● SOURCE RECORDS:
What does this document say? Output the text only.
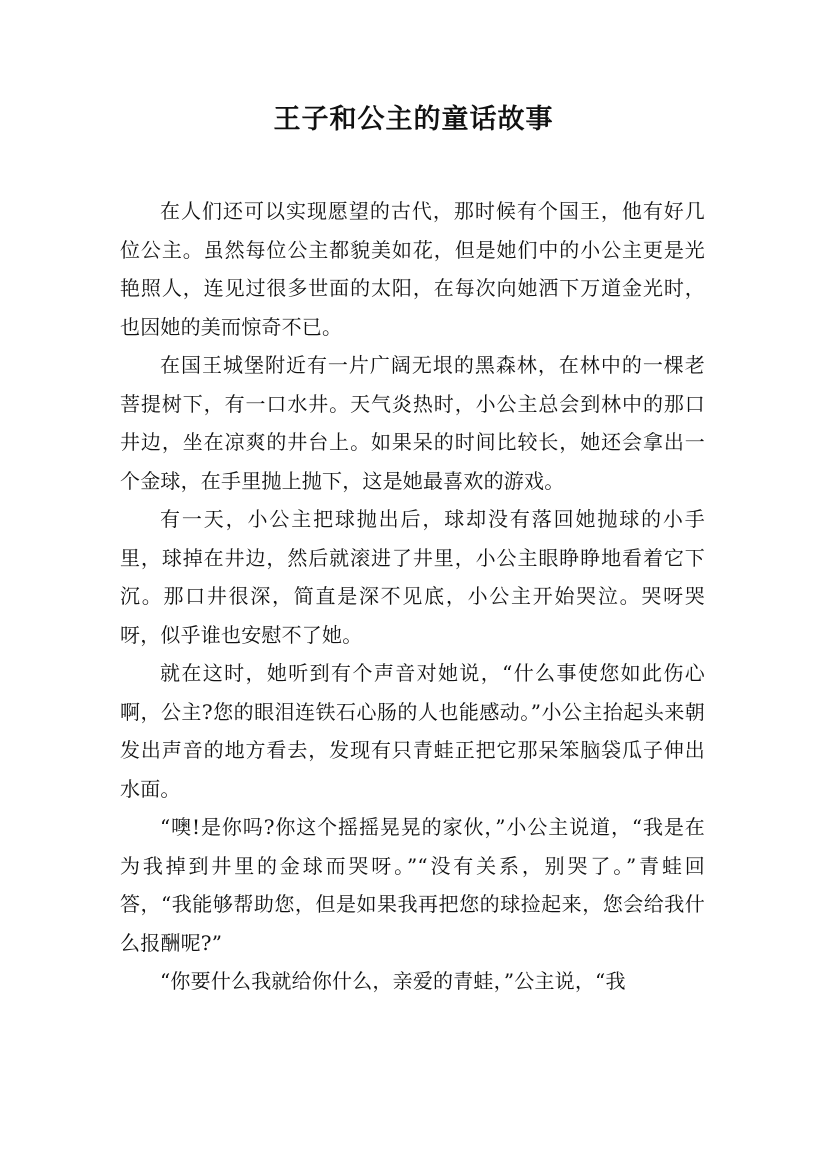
王子和公主的童话故事

在人们还可以实现愿望的古代，那时候有个国王，他有好几位公主。虽然每位公主都貌美如花，但是她们中的小公主更是光艳照人，连见过很多世面的太阳，在每次向她洒下万道金光时，也因她的美而惊奇不已。

在国王城堡附近有一片广阔无垠的黑森林，在林中的一棵老菩提树下，有一口水井。天气炎热时，小公主总会到林中的那口井边，坐在凉爽的井台上。如果呆的时间比较长，她还会拿出一个金球，在手里抛上抛下，这是她最喜欢的游戏。

有一天，小公主把球抛出后，球却没有落回她抛球的小手里，球掉在井边，然后就滚进了井里，小公主眼睁睁地看着它下沉。那口井很深，简直是深不见底，小公主开始哭泣。哭呀哭呀，似乎谁也安慰不了她。

就在这时，她听到有个声音对她说，“什么事使您如此伤心啊，公主?您的眼泪连铁石心肠的人也能感动。”小公主抬起头来朝发出声音的地方看去，发现有只青蛙正把它那呆笨脑袋瓜子伸出水面。

“噢!是你吗?你这个摇摇晃晃的家伙，”小公主说道，“我是在为我掉到井里的金球而哭呀。”“没有关系，别哭了。”青蛙回答，“我能够帮助您，但是如果我再把您的球捡起来，您会给我什么报酬呢?”

“你要什么我就给你什么，亲爱的青蛙，”公主说，“我
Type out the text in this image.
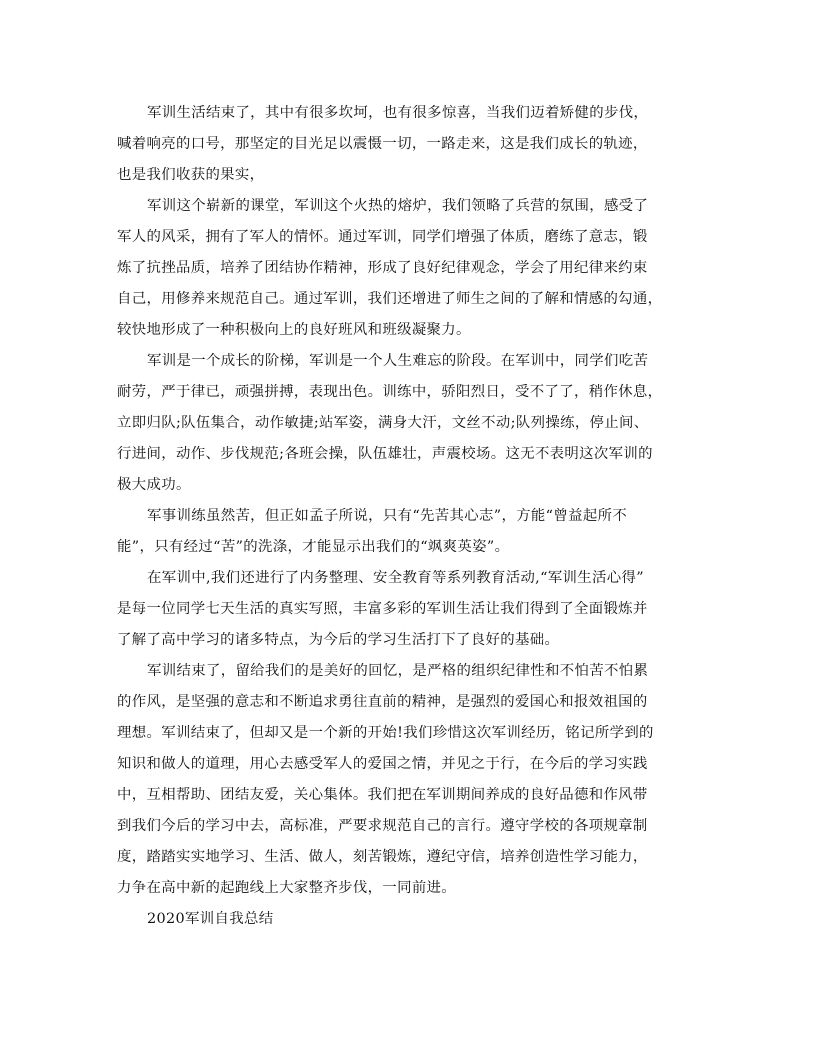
军训生活结束了，其中有很多坎坷，也有很多惊喜，当我们迈着矫健的步伐，
喊着响亮的口号，那坚定的目光足以震慑一切，一路走来，这是我们成长的轨迹，
也是我们收获的果实，

军训这个崭新的课堂，军训这个火热的熔炉，我们领略了兵营的氛围，感受了
军人的风采，拥有了军人的情怀。通过军训，同学们增强了体质，磨练了意志，锻
炼了抗挫品质，培养了团结协作精神，形成了良好纪律观念，学会了用纪律来约束
自己，用修养来规范自己。通过军训，我们还增进了师生之间的了解和情感的勾通，
较快地形成了一种积极向上的良好班风和班级凝聚力。

军训是一个成长的阶梯，军训是一个人生难忘的阶段。在军训中，同学们吃苦
耐劳，严于律已，顽强拼搏，表现出色。训练中，骄阳烈日，受不了了，稍作休息，
立即归队;队伍集合，动作敏捷;站军姿，满身大汗，文丝不动;队列操练，停止间、
行进间，动作、步伐规范;各班会操，队伍雄壮，声震校场。这无不表明这次军训的
极大成功。

军事训练虽然苦，但正如孟子所说，只有“先苦其心志”，方能“曾益起所不
能”，只有经过“苦”的洗涤，才能显示出我们的“飒爽英姿”。

在军训中,我们还进行了内务整理、安全教育等系列教育活动,“军训生活心得”
是每一位同学七天生活的真实写照，丰富多彩的军训生活让我们得到了全面锻炼并
了解了高中学习的诸多特点，为今后的学习生活打下了良好的基础。

军训结束了，留给我们的是美好的回忆，是严格的组织纪律性和不怕苦不怕累
的作风，是坚强的意志和不断追求勇往直前的精神，是强烈的爱国心和报效祖国的
理想。军训结束了，但却又是一个新的开始!我们珍惜这次军训经历，铭记所学到的
知识和做人的道理，用心去感受军人的爱国之情，并见之于行，在今后的学习实践
中，互相帮助、团结友爱，关心集体。我们把在军训期间养成的良好品德和作风带
到我们今后的学习中去，高标准，严要求规范自己的言行。遵守学校的各项规章制
度，踏踏实实地学习、生活、做人，刻苦锻炼，遵纪守信，培养创造性学习能力，
力争在高中新的起跑线上大家整齐步伐，一同前进。

2020军训自我总结
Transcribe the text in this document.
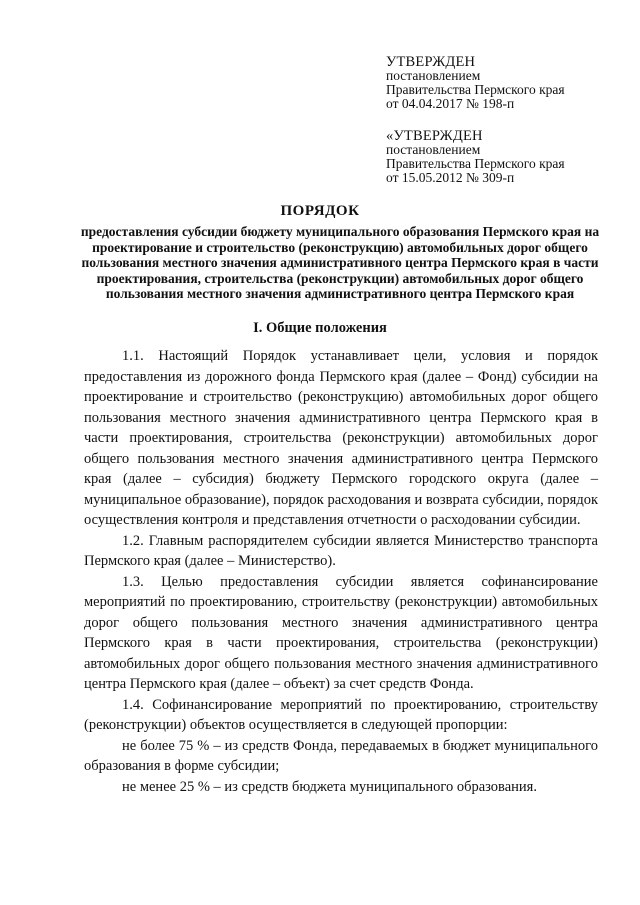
УТВЕРЖДЕН
постановлением
Правительства Пермского края
от 04.04.2017 № 198-п
«УТВЕРЖДЕН
постановлением
Правительства Пермского края
от 15.05.2012 № 309-п
ПОРЯДОК
предоставления субсидии бюджету муниципального образования Пермского края на проектирование и строительство (реконструкцию) автомобильных дорог общего пользования местного значения административного центра Пермского края в части проектирования, строительства (реконструкции) автомобильных дорог общего пользования местного значения административного центра Пермского края
I. Общие положения

1.1. Настоящий Порядок устанавливает цели, условия и порядок предоставления из дорожного фонда Пермского края (далее – Фонд) субсидии на проектирование и строительство (реконструкцию) автомобильных дорог общего пользования местного значения административного центра Пермского края в части проектирования, строительства (реконструкции) автомобильных дорог общего пользования местного значения административного центра Пермского края (далее – субсидия) бюджету Пермского городского округа (далее – муниципальное образование), порядок расходования и возврата субсидии, порядок осуществления контроля и представления отчетности о расходовании субсидии.

1.2. Главным распорядителем субсидии является Министерство транспорта Пермского края (далее – Министерство).

1.3. Целью предоставления субсидии является софинансирование мероприятий по проектированию, строительству (реконструкции) автомобильных дорог общего пользования местного значения административного центра Пермского края в части проектирования, строительства (реконструкции) автомобильных дорог общего пользования местного значения административного центра Пермского края (далее – объект) за счет средств Фонда.

1.4. Софинансирование мероприятий по проектированию, строительству (реконструкции) объектов осуществляется в следующей пропорции:

не более 75 % – из средств Фонда, передаваемых в бюджет муниципального образования в форме субсидии;

не менее 25 % – из средств бюджета муниципального образования.
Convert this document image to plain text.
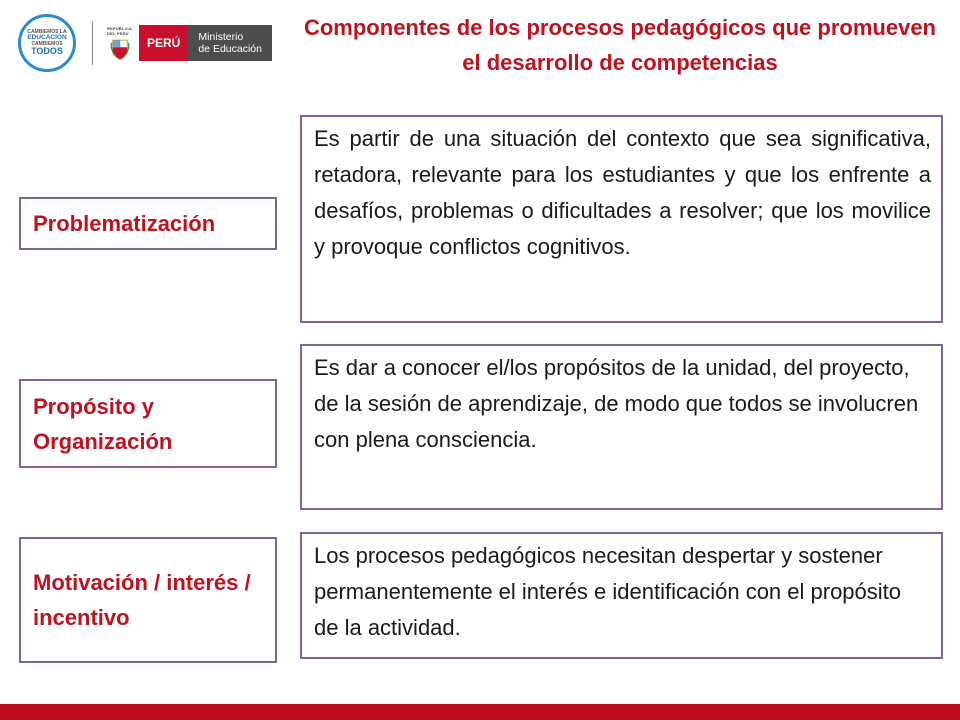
CAMBIEMOS LA
EDUCACIÓN
CAMBIEMOS
TODOS
REPÚBLICA DEL PERÚ
PERÚ	Ministerio
de Educación
Componentes de los procesos pedagógicos que promueven el desarrollo de competencias
Problematización
Es partir de una situación del contexto que sea significativa, retadora, relevante para los estudiantes y que los enfrente a desafíos, problemas o dificultades a resolver; que los movilice y provoque conflictos cognitivos.
Propósito y Organización
Es dar a conocer el/los propósitos de la unidad, del proyecto, de la sesión de aprendizaje, de modo que todos se involucren con plena consciencia.
Motivación / interés / incentivo
Los procesos pedagógicos necesitan despertar y sostener permanentemente el interés e identificación con el propósito de la actividad.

● JOB: Without the pictures, print the records in full, exactly as they appear.

● EXERCISE OUTPUT:
What does this document say? Output the text only.
王子和公主的童话故事

在人们还可以实现愿望的古代，那时候有个国王，他有好几位公主。虽然每位公主都貌美如花，但是她们中的小公主更是光艳照人，连见过很多世面的太阳，在每次向她洒下万道金光时，也因她的美而惊奇不已。

在国王城堡附近有一片广阔无垠的黑森林，在林中的一棵老菩提树下，有一口水井。天气炎热时，小公主总会到林中的那口井边，坐在凉爽的井台上。如果呆的时间比较长，她还会拿出一个金球，在手里抛上抛下，这是她最喜欢的游戏。

有一天，小公主把球抛出后，球却没有落回她抛球的小手里，球掉在井边，然后就滚进了井里，小公主眼睁睁地看着它下沉。那口井很深，简直是深不见底，小公主开始哭泣。哭呀哭呀，似乎谁也安慰不了她。

就在这时，她听到有个声音对她说，“什么事使您如此伤心啊，公主?您的眼泪连铁石心肠的人也能感动。”小公主抬起头来朝发出声音的地方看去，发现有只青蛙正把它那呆笨脑袋瓜子伸出水面。

“噢!是你吗?你这个摇摇晃晃的家伙，”小公主说道，“我是在为我掉到井里的金球而哭呀。”“没有关系，别哭了。”青蛙回答，“我能够帮助您，但是如果我再把您的球捡起来，您会给我什么报酬呢?”

“你要什么我就给你什么，亲爱的青蛙，”公主说，“我
Type out the text in this image.
军训生活结束了，其中有很多坎坷，也有很多惊喜，当我们迈着矫健的步伐，
喊着响亮的口号，那坚定的目光足以震慑一切，一路走来，这是我们成长的轨迹，
也是我们收获的果实，

军训这个崭新的课堂，军训这个火热的熔炉，我们领略了兵营的氛围，感受了
军人的风采，拥有了军人的情怀。通过军训，同学们增强了体质，磨练了意志，锻
炼了抗挫品质，培养了团结协作精神，形成了良好纪律观念，学会了用纪律来约束
自己，用修养来规范自己。通过军训，我们还增进了师生之间的了解和情感的勾通，
较快地形成了一种积极向上的良好班风和班级凝聚力。

军训是一个成长的阶梯，军训是一个人生难忘的阶段。在军训中，同学们吃苦
耐劳，严于律已，顽强拼搏，表现出色。训练中，骄阳烈日，受不了了，稍作休息，
立即归队;队伍集合，动作敏捷;站军姿，满身大汗，文丝不动;队列操练，停止间、
行进间，动作、步伐规范;各班会操，队伍雄壮，声震校场。这无不表明这次军训的
极大成功。

军事训练虽然苦，但正如孟子所说，只有“先苦其心志”，方能“曾益起所不
能”，只有经过“苦”的洗涤，才能显示出我们的“飒爽英姿”。

在军训中,我们还进行了内务整理、安全教育等系列教育活动,“军训生活心得”
是每一位同学七天生活的真实写照，丰富多彩的军训生活让我们得到了全面锻炼并
了解了高中学习的诸多特点，为今后的学习生活打下了良好的基础。

军训结束了，留给我们的是美好的回忆，是严格的组织纪律性和不怕苦不怕累
的作风，是坚强的意志和不断追求勇往直前的精神，是强烈的爱国心和报效祖国的
理想。军训结束了，但却又是一个新的开始!我们珍惜这次军训经历，铭记所学到的
知识和做人的道理，用心去感受军人的爱国之情，并见之于行，在今后的学习实践
中，互相帮助、团结友爱，关心集体。我们把在军训期间养成的良好品德和作风带
到我们今后的学习中去，高标准，严要求规范自己的言行。遵守学校的各项规章制
度，踏踏实实地学习、生活、做人，刻苦锻炼，遵纪守信，培养创造性学习能力，
力争在高中新的起跑线上大家整齐步伐，一同前进。

2020军训自我总结
Transcribe the text in this document.
УТВЕРЖДЕН
постановлением
Правительства Пермского края
от 04.04.2017 № 198-п
«УТВЕРЖДЕН
постановлением
Правительства Пермского края
от 15.05.2012 № 309-п
ПОРЯДОК
предоставления субсидии бюджету муниципального образования Пермского края на проектирование и строительство (реконструкцию) автомобильных дорог общего пользования местного значения административного центра Пермского края в части проектирования, строительства (реконструкции) автомобильных дорог общего пользования местного значения административного центра Пермского края
I. Общие положения

1.1. Настоящий Порядок устанавливает цели, условия и порядок предоставления из дорожного фонда Пермского края (далее – Фонд) субсидии на проектирование и строительство (реконструкцию) автомобильных дорог общего пользования местного значения административного центра Пермского края в части проектирования, строительства (реконструкции) автомобильных дорог общего пользования местного значения административного центра Пермского края (далее – субсидия) бюджету Пермского городского округа (далее – муниципальное образование), порядок расходования и возврата субсидии, порядок осуществления контроля и представления отчетности о расходовании субсидии.

1.2. Главным распорядителем субсидии является Министерство транспорта Пермского края (далее – Министерство).

1.3. Целью предоставления субсидии является софинансирование мероприятий по проектированию, строительству (реконструкции) автомобильных дорог общего пользования местного значения административного центра Пермского края в части проектирования, строительства (реконструкции) автомобильных дорог общего пользования местного значения административного центра Пермского края (далее – объект) за счет средств Фонда.

1.4. Софинансирование мероприятий по проектированию, строительству (реконструкции) объектов осуществляется в следующей пропорции:

не более 75 % – из средств Фонда, передаваемых в бюджет муниципального образования в форме субсидии;

не менее 25 % – из средств бюджета муниципального образования.
Convert this document image to plain text.
CAMBIEMOS LA
EDUCACIÓN
CAMBIEMOS
TODOS
REPÚBLICA DEL PERÚ
PERÚ	Ministerio
de Educación
Componentes de los procesos pedagógicos que promueven el desarrollo de competencias
Problematización
Es partir de una situación del contexto que sea significativa, retadora, relevante para los estudiantes y que los enfrente a desafíos, problemas o dificultades a resolver; que los movilice y provoque conflictos cognitivos.
Propósito y Organización
Es dar a conocer el/los propósitos de la unidad, del proyecto, de la sesión de aprendizaje, de modo que todos se involucren con plena consciencia.
Motivación / interés / incentivo
Los procesos pedagógicos necesitan despertar y sostener permanentemente el interés e identificación con el propósito de la actividad.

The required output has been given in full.